• Given entries:
=-=-=-=-=
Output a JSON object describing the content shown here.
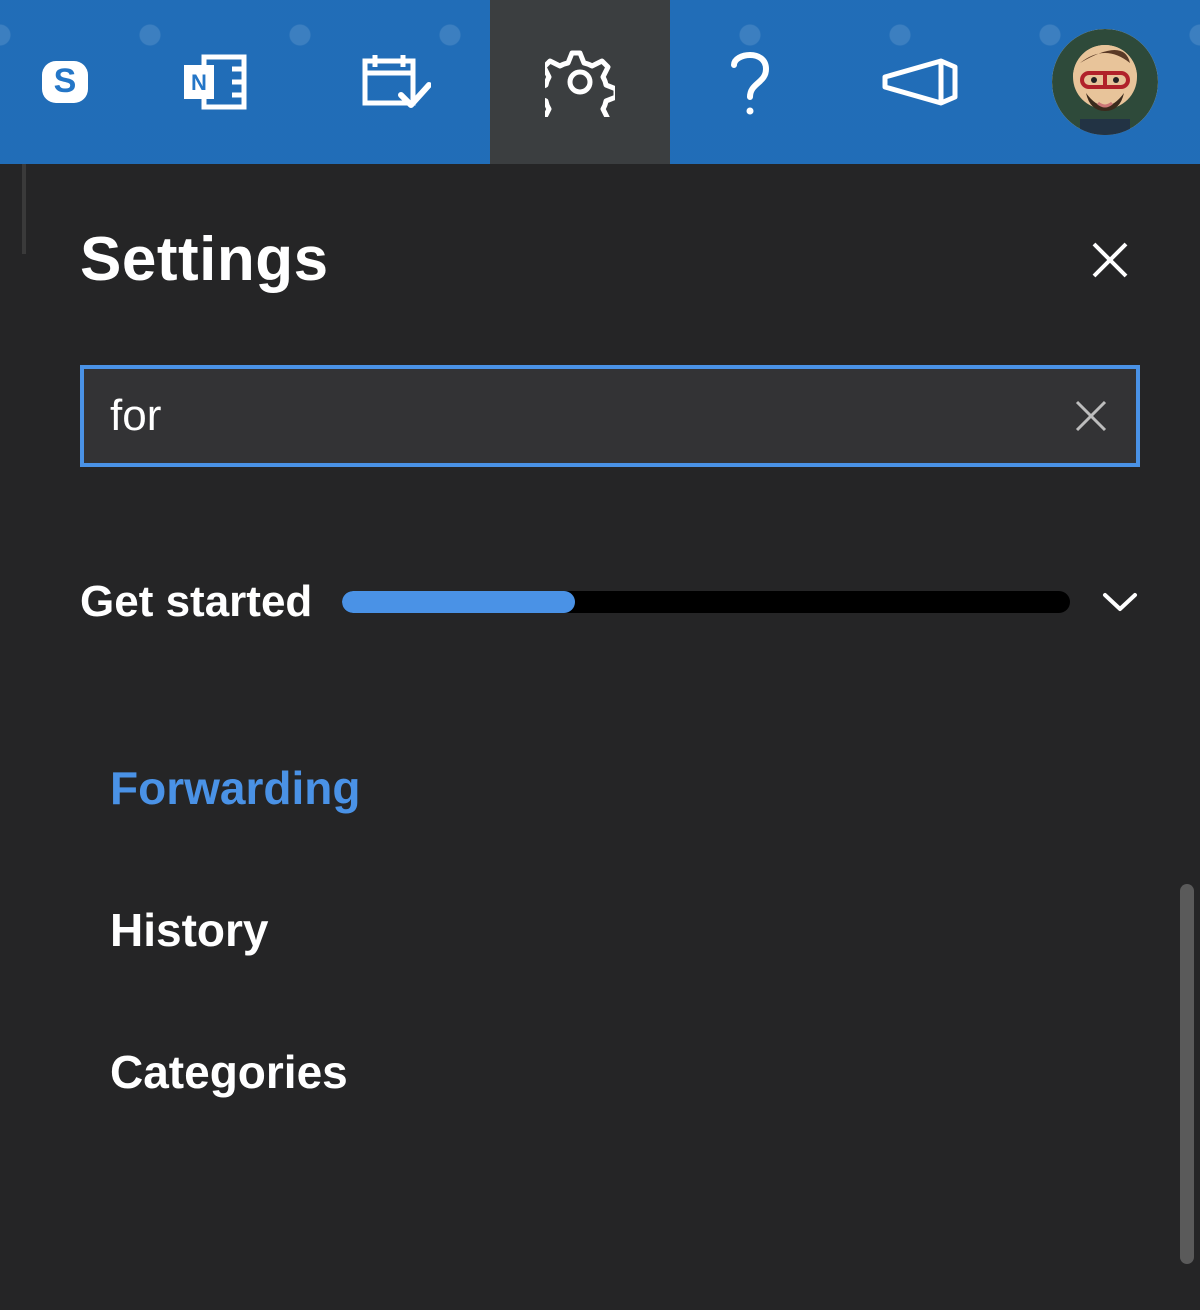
{
  "topbar": {
    "items": [
      {
        "name": "skype-icon"
      },
      {
        "name": "onenote-icon"
      },
      {
        "name": "calendar-check-icon"
      },
      {
        "name": "gear-icon",
        "active": true
      },
      {
        "name": "help-icon"
      },
      {
        "name": "megaphone-icon"
      }
    ]
  },
  "panel": {
    "title": "Settings",
    "search": {
      "value": "for"
    },
    "get_started": {
      "label": "Get started",
      "progress_pct": 32
    },
    "results": [
      {
        "label": "Forwarding",
        "highlight": true
      },
      {
        "label": "History",
        "highlight": false
      },
      {
        "label": "Categories",
        "highlight": false
      }
    ]
  },
  "colors": {
    "accent": "#4a92e6",
    "panel_bg": "#252526",
    "topbar_blue": "#2476c7"
  }
}
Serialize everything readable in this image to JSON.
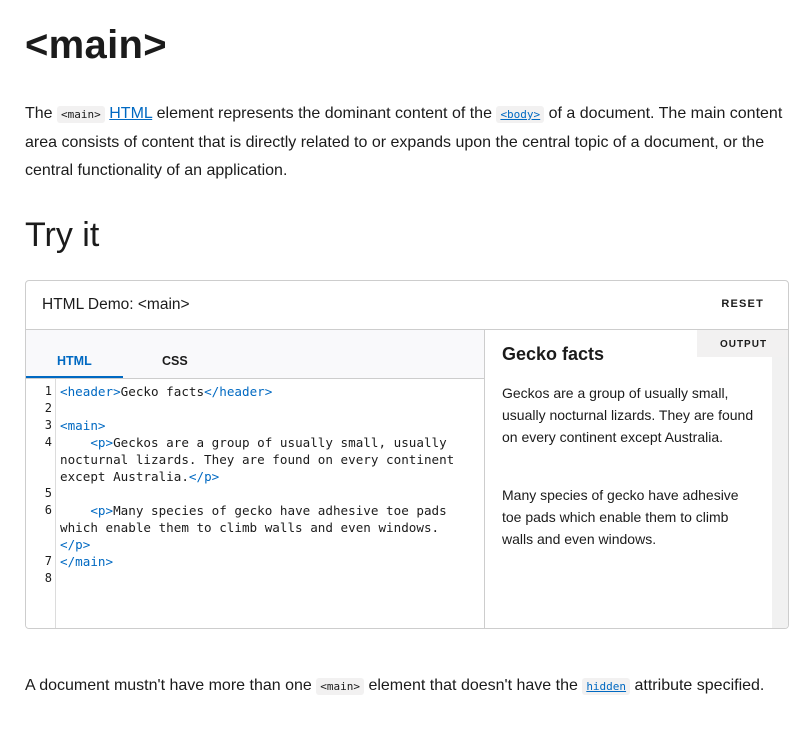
{
  "page": {
    "title": "<main>"
  },
  "intro": {
    "the": "The",
    "main_code": "<main>",
    "html_link": "HTML",
    "text1": "element represents the dominant content of the",
    "body_code": "<body>",
    "text2": "of a document. The main content area consists of content that is directly related to or expands upon the central topic of a document, or the central functionality of an application."
  },
  "section": {
    "title": "Try it"
  },
  "demo": {
    "title": "HTML Demo: <main>",
    "reset_label": "RESET",
    "tabs": [
      {
        "label": "HTML",
        "active": true
      },
      {
        "label": "CSS",
        "active": false
      }
    ],
    "line_numbers": [
      "1",
      "2",
      "3",
      "4",
      "5",
      "6",
      "7",
      "8"
    ],
    "output_label": "OUTPUT",
    "output": {
      "heading": "Gecko facts",
      "paragraphs": [
        "Geckos are a group of usually small, usually nocturnal lizards. They are found on every continent except Australia.",
        "Many species of gecko have adhesive toe pads which enable them to climb walls and even windows."
      ]
    },
    "code": {
      "l1_open": "<header>",
      "l1_text": "Gecko facts",
      "l1_close": "</header>",
      "l3_open": "<main>",
      "l4_open": "<p>",
      "l4_text_a": "Geckos are a group of usually small, usually",
      "l4_text_b": "nocturnal lizards. They are found on every continent",
      "l4_text_c": "except Australia.",
      "l4_close": "</p>",
      "l6_open": "<p>",
      "l6_text_a": "Many species of gecko have adhesive toe pads",
      "l6_text_b": "which enable them to climb walls and even windows.",
      "l6_close": "</p>",
      "l7_close": "</main>"
    }
  },
  "footer": {
    "text1": "A document mustn't have more than one",
    "main_code": "<main>",
    "text2": "element that doesn't have the",
    "hidden_code": "hidden",
    "text3": "attribute specified."
  },
  "colors": {
    "link": "#0069c2",
    "border": "#cdcdcd",
    "code_bg": "#f2f1f1"
  }
}
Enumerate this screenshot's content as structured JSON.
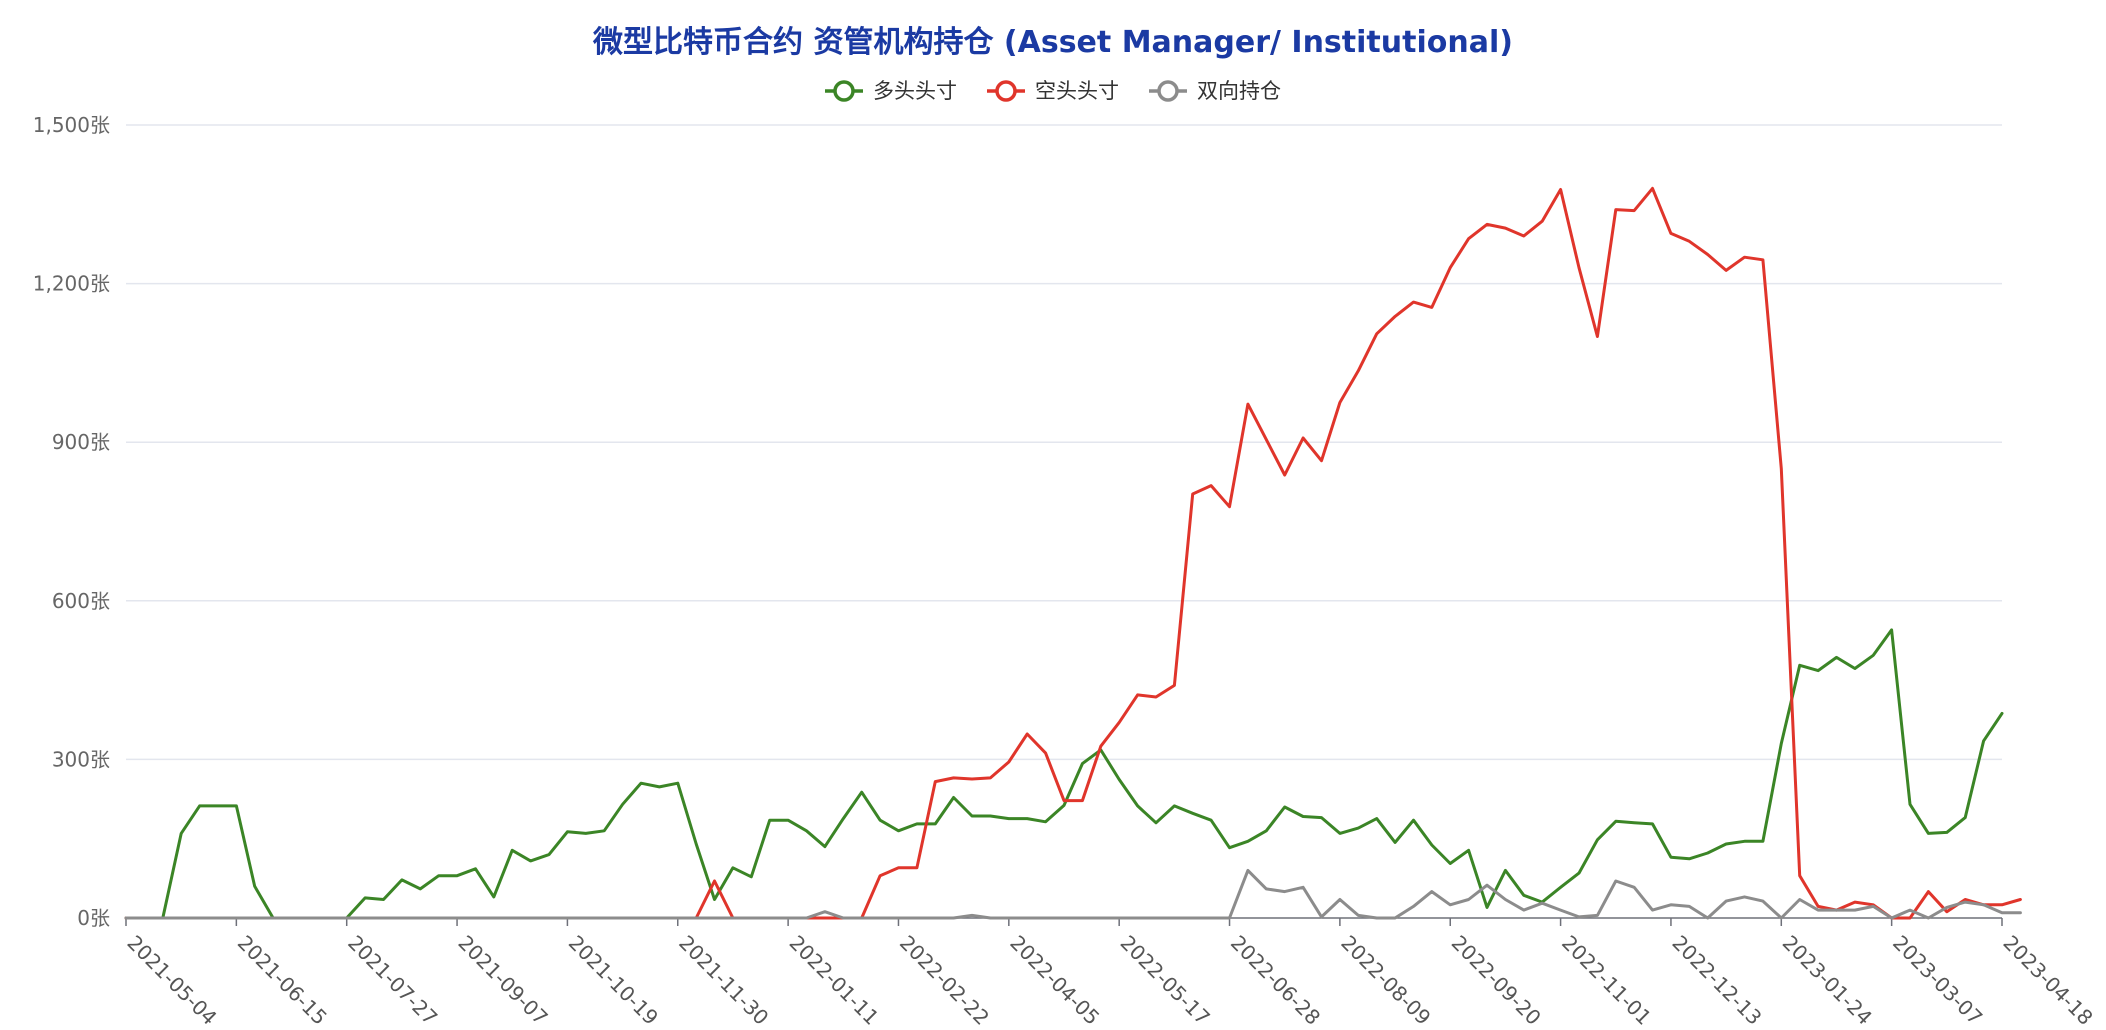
{
  "chart_data": {
    "type": "line",
    "title": "微型比特币合约 资管机构持仓 (Asset Manager/ Institutional)",
    "unit": "张",
    "ylim": [
      0,
      1500
    ],
    "yticks": [
      "0张",
      "300张",
      "600张",
      "900张",
      "1,200张",
      "1,500张"
    ],
    "ytick_values": [
      0,
      300,
      600,
      900,
      1200,
      1500
    ],
    "x_labels": [
      "2021-05-04",
      "2021-06-15",
      "2021-07-27",
      "2021-09-07",
      "2021-10-19",
      "2021-11-30",
      "2022-01-11",
      "2022-02-22",
      "2022-04-05",
      "2022-05-17",
      "2022-06-28",
      "2022-08-09",
      "2022-09-20",
      "2022-11-01",
      "2022-12-13",
      "2023-01-24",
      "2023-03-07",
      "2023-04-18"
    ],
    "x_label_step": 6,
    "grid": true,
    "legend_position": "top-center",
    "series": [
      {
        "name": "多头头寸",
        "color": "#3b8526",
        "values": [
          0,
          0,
          0,
          160,
          212,
          212,
          212,
          60,
          0,
          0,
          0,
          0,
          0,
          38,
          35,
          72,
          55,
          80,
          80,
          93,
          40,
          128,
          108,
          120,
          163,
          160,
          165,
          215,
          255,
          248,
          255,
          140,
          35,
          95,
          78,
          185,
          185,
          165,
          135,
          188,
          238,
          185,
          165,
          178,
          178,
          228,
          193,
          193,
          188,
          188,
          182,
          213,
          292,
          318,
          262,
          212,
          180,
          212,
          198,
          185,
          133,
          145,
          165,
          210,
          192,
          190,
          160,
          170,
          188,
          143,
          185,
          138,
          103,
          128,
          20,
          90,
          43,
          30,
          58,
          85,
          148,
          183,
          180,
          178,
          115,
          112,
          123,
          140,
          145,
          145,
          330,
          478,
          468,
          493,
          472,
          497,
          545,
          215,
          160,
          162,
          190,
          335,
          387
        ]
      },
      {
        "name": "空头头寸",
        "color": "#e0352b",
        "values": [
          0,
          0,
          0,
          0,
          0,
          0,
          0,
          0,
          0,
          0,
          0,
          0,
          0,
          0,
          0,
          0,
          0,
          0,
          0,
          0,
          0,
          0,
          0,
          0,
          0,
          0,
          0,
          0,
          0,
          0,
          0,
          0,
          70,
          0,
          0,
          0,
          0,
          0,
          0,
          0,
          0,
          80,
          95,
          95,
          258,
          265,
          263,
          265,
          295,
          348,
          312,
          222,
          222,
          325,
          370,
          422,
          418,
          440,
          802,
          818,
          778,
          972,
          905,
          838,
          908,
          865,
          975,
          1035,
          1105,
          1138,
          1165,
          1155,
          1230,
          1285,
          1312,
          1305,
          1290,
          1318,
          1378,
          1230,
          1100,
          1340,
          1338,
          1380,
          1295,
          1280,
          1255,
          1225,
          1250,
          1245,
          850,
          80,
          22,
          15,
          30,
          25,
          0,
          0,
          50,
          12,
          35,
          25,
          25,
          35
        ]
      },
      {
        "name": "双向持仓",
        "color": "#8c8c8c",
        "values": [
          0,
          0,
          0,
          0,
          0,
          0,
          0,
          0,
          0,
          0,
          0,
          0,
          0,
          0,
          0,
          0,
          0,
          0,
          0,
          0,
          0,
          0,
          0,
          0,
          0,
          0,
          0,
          0,
          0,
          0,
          0,
          0,
          0,
          0,
          0,
          0,
          0,
          0,
          12,
          0,
          0,
          0,
          0,
          0,
          0,
          0,
          5,
          0,
          0,
          0,
          0,
          0,
          0,
          0,
          0,
          0,
          0,
          0,
          0,
          0,
          0,
          90,
          55,
          50,
          58,
          2,
          35,
          5,
          0,
          0,
          22,
          50,
          25,
          35,
          62,
          35,
          15,
          28,
          15,
          2,
          5,
          70,
          58,
          15,
          25,
          22,
          0,
          32,
          40,
          32,
          0,
          35,
          15,
          15,
          15,
          22,
          0,
          15,
          0,
          20,
          30,
          25,
          10,
          10
        ]
      }
    ]
  }
}
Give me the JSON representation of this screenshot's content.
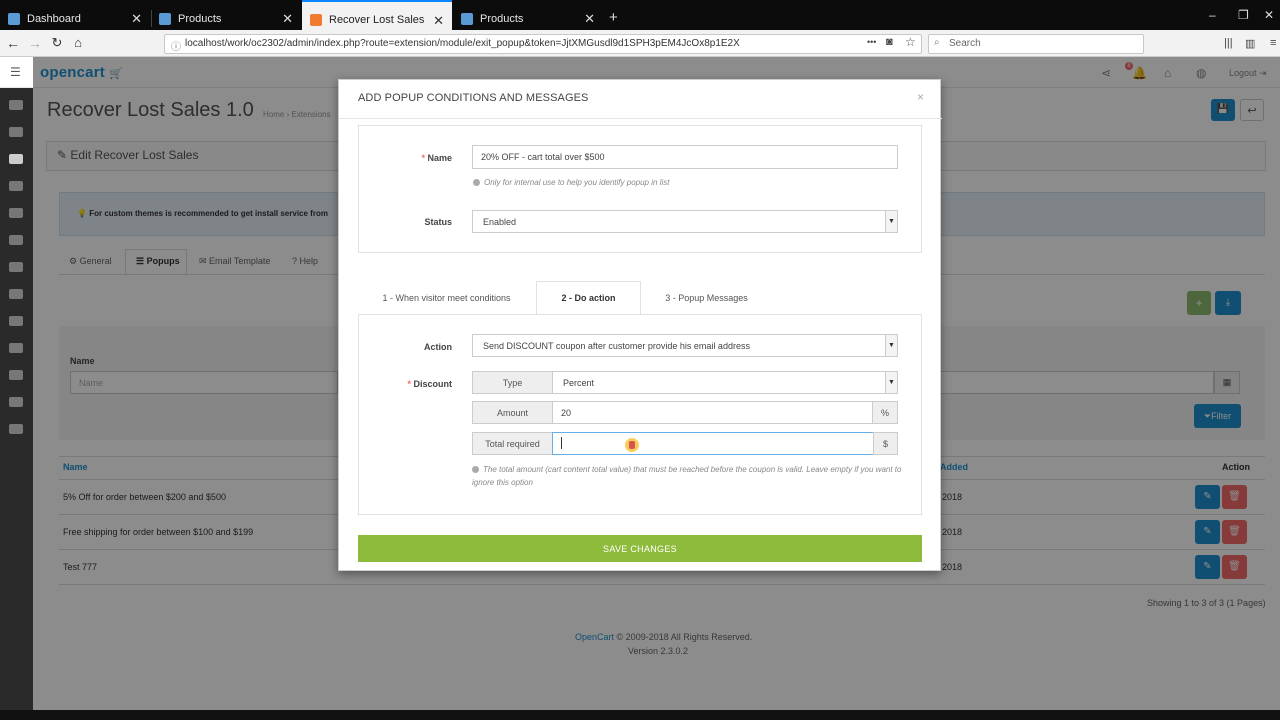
{
  "browser": {
    "tabs": [
      {
        "label": "Dashboard",
        "active": false
      },
      {
        "label": "Products",
        "active": false
      },
      {
        "label": "Recover Lost Sales",
        "active": true
      },
      {
        "label": "Products",
        "active": false
      }
    ],
    "new_tab": "+",
    "url": "localhost/work/oc2302/admin/index.php?route=extension/module/exit_popup&token=JjtXMGusdl9d1SPH3pEM4JcOx8p1E2X",
    "search_placeholder": "Search",
    "menu_dots": "•••"
  },
  "header": {
    "logo": "opencart",
    "notification_count": "8",
    "logout": "Logout"
  },
  "page": {
    "title": "Recover Lost Sales 1.0",
    "breadcrumb": [
      "Home",
      "Extensions"
    ],
    "panel_title": "Edit Recover Lost Sales",
    "alert": "For custom themes is recommended to get install service from",
    "tabs": [
      "General",
      "Popups",
      "Email Template",
      "Help"
    ],
    "filter": {
      "name_label": "Name",
      "name_placeholder": "Name",
      "button": "Filter"
    },
    "table": {
      "headers": [
        "Name",
        "Added",
        "Action"
      ],
      "rows": [
        {
          "name": "5% Off for order between $200 and $500",
          "date": "2018"
        },
        {
          "name": "Free shipping for order between $100 and $199",
          "date": "2018"
        },
        {
          "name": "Test 777",
          "date": "2018"
        }
      ],
      "pagination": "Showing 1 to 3 of 3 (1 Pages)"
    },
    "footer": {
      "link": "OpenCart",
      "copyright": "© 2009-2018 All Rights Reserved.",
      "version": "Version 2.3.0.2"
    }
  },
  "modal": {
    "title": "ADD POPUP CONDITIONS AND MESSAGES",
    "close": "×",
    "name_label": "Name",
    "name_value": "20% OFF - cart total over $500",
    "name_help": "Only for internal use to help you identify popup in list",
    "status_label": "Status",
    "status_value": "Enabled",
    "tabs": [
      {
        "label": "1 - When visitor meet conditions",
        "active": false
      },
      {
        "label": "2 - Do action",
        "active": true
      },
      {
        "label": "3 - Popup Messages",
        "active": false
      }
    ],
    "action_label": "Action",
    "action_value": "Send DISCOUNT coupon after customer provide his email address",
    "discount_label": "Discount",
    "type_label": "Type",
    "type_value": "Percent",
    "amount_label": "Amount",
    "amount_value": "20",
    "amount_unit": "%",
    "total_label": "Total required",
    "total_value": "",
    "total_unit": "$",
    "total_help": "The total amount (cart content total value) that must be reached before the coupon is valid. Leave empty if you want to ignore this option",
    "save": "SAVE CHANGES"
  },
  "colors": {
    "accent": "#1e91cf",
    "save": "#8fbb3c",
    "danger": "#f56b6b"
  }
}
=-=-=-=-=
• Written request: For each line above that contains the word "continent", copy that line.

• Response:
        "Geckos are a group of usually small, usually nocturnal lizards. They are found on every continent except Australia.",
      "l4_text_b": "nocturnal lizards. They are found on every continent",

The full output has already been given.